→ **RECORD EXCERPTS**
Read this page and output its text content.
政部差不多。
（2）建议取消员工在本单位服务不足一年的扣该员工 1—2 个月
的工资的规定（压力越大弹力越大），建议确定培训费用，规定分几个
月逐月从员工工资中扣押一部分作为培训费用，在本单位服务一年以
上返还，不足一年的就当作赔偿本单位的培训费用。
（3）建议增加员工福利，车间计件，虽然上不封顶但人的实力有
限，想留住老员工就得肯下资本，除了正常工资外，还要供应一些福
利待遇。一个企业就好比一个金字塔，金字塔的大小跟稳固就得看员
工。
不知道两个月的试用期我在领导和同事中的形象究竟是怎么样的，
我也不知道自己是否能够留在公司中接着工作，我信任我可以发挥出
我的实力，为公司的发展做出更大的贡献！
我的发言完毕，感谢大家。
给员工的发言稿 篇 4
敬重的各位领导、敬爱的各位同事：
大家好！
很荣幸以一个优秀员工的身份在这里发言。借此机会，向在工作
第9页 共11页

→ **GOAL OF THE EXERCISE**
From the records above, extract everything verbatim.

→ **FULL ANSWER**
Read this page and output its text content.
政部差不多。
（2）建议取消员工在本单位服务不足一年的扣该员工 1—2 个月
的工资的规定（压力越大弹力越大），建议确定培训费用，规定分几个
月逐月从员工工资中扣押一部分作为培训费用，在本单位服务一年以
上返还，不足一年的就当作赔偿本单位的培训费用。
（3）建议增加员工福利，车间计件，虽然上不封顶但人的实力有
限，想留住老员工就得肯下资本，除了正常工资外，还要供应一些福
利待遇。一个企业就好比一个金字塔，金字塔的大小跟稳固就得看员
工。
不知道两个月的试用期我在领导和同事中的形象究竟是怎么样的，
我也不知道自己是否能够留在公司中接着工作，我信任我可以发挥出
我的实力，为公司的发展做出更大的贡献！
我的发言完毕，感谢大家。
给员工的发言稿 篇 4
敬重的各位领导、敬爱的各位同事：
大家好！
很荣幸以一个优秀员工的身份在这里发言。借此机会，向在工作
第9页 共11页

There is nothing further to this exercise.